Find the lines in the records below that contain "status", and report each of them.

*** Information provided ***

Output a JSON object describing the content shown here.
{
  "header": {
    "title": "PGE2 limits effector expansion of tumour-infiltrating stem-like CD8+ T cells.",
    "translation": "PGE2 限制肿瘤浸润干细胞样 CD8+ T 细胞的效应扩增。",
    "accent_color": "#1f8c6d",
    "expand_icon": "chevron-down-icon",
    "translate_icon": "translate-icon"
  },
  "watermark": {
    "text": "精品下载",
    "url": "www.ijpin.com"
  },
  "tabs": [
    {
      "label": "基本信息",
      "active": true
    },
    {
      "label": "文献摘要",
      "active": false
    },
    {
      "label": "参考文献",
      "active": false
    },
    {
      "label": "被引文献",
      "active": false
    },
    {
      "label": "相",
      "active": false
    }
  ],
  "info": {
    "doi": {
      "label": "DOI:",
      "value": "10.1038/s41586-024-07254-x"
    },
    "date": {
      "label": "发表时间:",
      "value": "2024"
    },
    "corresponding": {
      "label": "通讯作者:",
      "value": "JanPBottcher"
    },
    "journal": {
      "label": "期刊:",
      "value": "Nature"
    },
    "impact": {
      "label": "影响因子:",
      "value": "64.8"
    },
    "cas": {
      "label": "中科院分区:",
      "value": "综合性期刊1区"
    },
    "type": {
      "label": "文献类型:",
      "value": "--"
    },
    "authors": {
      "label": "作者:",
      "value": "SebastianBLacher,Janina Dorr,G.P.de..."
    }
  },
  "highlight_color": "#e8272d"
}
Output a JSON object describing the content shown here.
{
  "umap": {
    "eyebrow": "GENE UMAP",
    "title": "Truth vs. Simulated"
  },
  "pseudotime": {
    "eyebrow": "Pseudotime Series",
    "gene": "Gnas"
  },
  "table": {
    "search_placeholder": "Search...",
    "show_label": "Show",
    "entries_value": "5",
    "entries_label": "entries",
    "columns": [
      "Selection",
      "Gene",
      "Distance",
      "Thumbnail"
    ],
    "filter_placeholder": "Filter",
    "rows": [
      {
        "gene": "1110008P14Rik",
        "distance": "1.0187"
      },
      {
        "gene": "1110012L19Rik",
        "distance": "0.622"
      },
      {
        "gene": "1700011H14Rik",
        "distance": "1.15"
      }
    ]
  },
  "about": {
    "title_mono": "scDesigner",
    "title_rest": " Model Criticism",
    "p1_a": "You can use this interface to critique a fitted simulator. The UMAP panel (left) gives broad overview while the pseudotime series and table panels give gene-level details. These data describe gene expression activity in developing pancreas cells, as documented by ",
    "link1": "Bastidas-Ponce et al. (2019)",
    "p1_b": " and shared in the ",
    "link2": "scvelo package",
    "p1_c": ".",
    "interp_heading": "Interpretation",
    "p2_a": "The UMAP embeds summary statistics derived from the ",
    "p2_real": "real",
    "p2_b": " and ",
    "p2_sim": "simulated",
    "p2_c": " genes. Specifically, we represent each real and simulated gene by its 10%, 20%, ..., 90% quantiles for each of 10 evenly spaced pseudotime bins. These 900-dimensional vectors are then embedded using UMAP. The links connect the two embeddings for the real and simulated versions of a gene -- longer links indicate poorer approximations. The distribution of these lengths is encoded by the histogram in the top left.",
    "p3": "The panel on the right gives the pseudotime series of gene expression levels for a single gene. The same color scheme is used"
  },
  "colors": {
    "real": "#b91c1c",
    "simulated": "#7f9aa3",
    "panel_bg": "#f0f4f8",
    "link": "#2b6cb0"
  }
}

*** End of Information provided ***
*** Information provided ***

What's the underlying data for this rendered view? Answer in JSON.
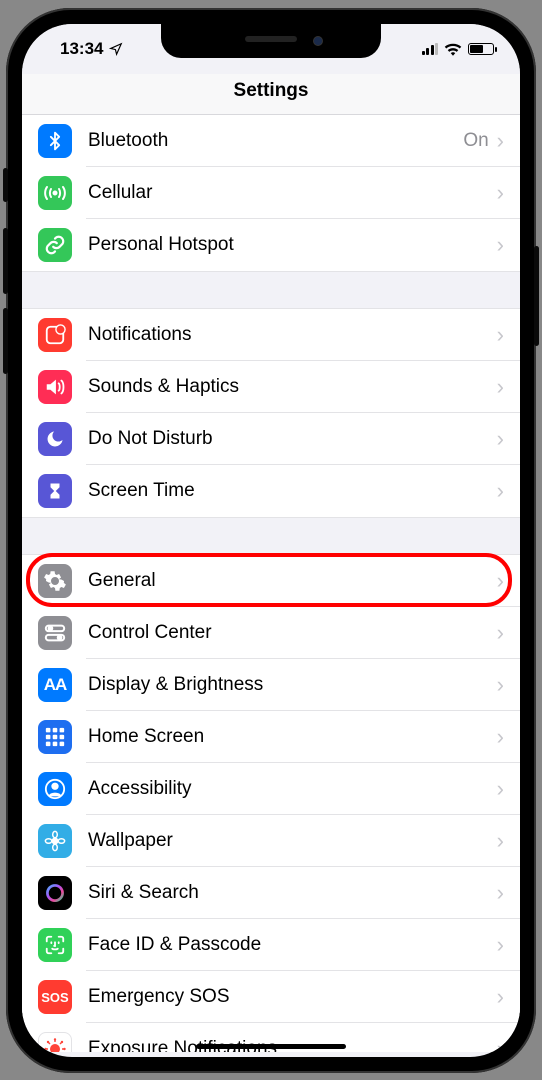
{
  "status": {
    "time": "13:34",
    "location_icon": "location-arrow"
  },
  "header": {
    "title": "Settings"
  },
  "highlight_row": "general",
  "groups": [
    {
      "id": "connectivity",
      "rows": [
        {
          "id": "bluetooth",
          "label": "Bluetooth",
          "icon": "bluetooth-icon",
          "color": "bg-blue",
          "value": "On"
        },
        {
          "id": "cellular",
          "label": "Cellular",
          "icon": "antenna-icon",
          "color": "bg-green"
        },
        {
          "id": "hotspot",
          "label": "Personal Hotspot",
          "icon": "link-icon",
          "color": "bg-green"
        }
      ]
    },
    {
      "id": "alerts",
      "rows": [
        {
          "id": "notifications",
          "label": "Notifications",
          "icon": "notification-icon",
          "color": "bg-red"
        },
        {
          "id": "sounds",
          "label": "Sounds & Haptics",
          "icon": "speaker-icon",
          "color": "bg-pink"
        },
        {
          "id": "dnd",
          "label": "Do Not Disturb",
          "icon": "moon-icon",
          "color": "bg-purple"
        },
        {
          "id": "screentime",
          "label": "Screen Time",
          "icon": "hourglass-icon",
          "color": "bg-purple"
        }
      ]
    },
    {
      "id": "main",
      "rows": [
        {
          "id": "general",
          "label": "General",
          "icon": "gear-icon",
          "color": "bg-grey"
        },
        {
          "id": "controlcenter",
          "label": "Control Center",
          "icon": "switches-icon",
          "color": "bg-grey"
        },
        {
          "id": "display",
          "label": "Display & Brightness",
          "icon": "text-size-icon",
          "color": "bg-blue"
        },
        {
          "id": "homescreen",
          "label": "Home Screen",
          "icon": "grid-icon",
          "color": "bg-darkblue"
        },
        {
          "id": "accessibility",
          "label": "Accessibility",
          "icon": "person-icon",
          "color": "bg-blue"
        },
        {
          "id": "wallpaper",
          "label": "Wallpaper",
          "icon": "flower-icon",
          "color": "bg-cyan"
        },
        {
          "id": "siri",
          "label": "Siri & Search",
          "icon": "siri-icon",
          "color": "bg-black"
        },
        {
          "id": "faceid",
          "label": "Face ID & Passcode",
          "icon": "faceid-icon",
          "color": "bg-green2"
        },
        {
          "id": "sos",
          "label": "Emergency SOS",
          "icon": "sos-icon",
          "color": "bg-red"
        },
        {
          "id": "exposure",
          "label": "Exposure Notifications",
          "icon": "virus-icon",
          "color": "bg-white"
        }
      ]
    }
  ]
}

*** End of Information provided ***
*** Information provided ***

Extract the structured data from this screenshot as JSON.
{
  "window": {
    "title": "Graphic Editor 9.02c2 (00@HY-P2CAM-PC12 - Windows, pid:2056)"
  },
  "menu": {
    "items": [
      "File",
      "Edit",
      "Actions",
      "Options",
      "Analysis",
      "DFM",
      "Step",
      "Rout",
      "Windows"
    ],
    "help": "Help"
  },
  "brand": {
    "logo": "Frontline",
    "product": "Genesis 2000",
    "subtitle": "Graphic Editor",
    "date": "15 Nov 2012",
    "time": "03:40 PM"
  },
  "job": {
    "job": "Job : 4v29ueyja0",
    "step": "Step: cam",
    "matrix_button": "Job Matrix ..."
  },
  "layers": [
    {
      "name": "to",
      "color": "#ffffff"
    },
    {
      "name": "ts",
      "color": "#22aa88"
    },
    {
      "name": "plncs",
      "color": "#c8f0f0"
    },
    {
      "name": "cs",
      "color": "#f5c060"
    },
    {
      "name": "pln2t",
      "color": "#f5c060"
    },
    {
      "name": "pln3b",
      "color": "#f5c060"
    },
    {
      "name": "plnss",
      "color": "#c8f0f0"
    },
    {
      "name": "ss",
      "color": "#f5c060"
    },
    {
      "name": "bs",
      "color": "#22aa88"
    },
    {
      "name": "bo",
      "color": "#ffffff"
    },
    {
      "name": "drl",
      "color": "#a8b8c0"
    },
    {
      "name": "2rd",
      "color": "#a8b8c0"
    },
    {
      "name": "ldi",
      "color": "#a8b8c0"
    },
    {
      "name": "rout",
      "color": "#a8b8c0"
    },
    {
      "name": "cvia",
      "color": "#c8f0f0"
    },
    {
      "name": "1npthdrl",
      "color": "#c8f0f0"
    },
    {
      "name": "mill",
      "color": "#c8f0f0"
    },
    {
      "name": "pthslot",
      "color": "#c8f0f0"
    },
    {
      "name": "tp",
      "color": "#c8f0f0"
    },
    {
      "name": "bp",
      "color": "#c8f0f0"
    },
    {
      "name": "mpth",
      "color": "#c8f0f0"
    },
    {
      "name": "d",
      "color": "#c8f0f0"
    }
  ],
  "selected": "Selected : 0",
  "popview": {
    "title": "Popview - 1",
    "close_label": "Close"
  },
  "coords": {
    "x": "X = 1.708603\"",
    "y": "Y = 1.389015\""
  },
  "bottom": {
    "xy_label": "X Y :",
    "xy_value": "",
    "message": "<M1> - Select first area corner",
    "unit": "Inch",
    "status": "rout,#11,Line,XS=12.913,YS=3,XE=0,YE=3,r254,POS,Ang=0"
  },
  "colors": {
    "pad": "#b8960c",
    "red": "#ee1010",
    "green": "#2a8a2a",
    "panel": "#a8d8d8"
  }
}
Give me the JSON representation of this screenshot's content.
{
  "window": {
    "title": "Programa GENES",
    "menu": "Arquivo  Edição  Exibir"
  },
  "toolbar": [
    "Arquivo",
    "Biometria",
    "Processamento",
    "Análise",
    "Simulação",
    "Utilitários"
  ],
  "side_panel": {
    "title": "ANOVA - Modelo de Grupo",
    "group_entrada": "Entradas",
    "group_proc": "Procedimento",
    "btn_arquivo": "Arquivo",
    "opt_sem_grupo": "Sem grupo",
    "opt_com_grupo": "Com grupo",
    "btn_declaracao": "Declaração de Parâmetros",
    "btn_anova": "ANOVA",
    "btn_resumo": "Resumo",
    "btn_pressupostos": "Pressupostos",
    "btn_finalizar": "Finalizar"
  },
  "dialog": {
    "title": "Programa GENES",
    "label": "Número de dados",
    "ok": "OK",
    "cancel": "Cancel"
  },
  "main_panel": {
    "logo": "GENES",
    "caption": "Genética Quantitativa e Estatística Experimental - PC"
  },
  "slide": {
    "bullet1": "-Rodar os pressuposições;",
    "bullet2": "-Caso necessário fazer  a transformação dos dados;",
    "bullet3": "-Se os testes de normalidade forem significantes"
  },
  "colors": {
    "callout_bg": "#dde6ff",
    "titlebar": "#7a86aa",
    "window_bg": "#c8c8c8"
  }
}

*** End of Information provided ***

• Exercise result:
  "status": {
    "status": "rout,#11,Line,XS=12.913,YS=3,XE=0,YE=3,r254,POS,Ang=0"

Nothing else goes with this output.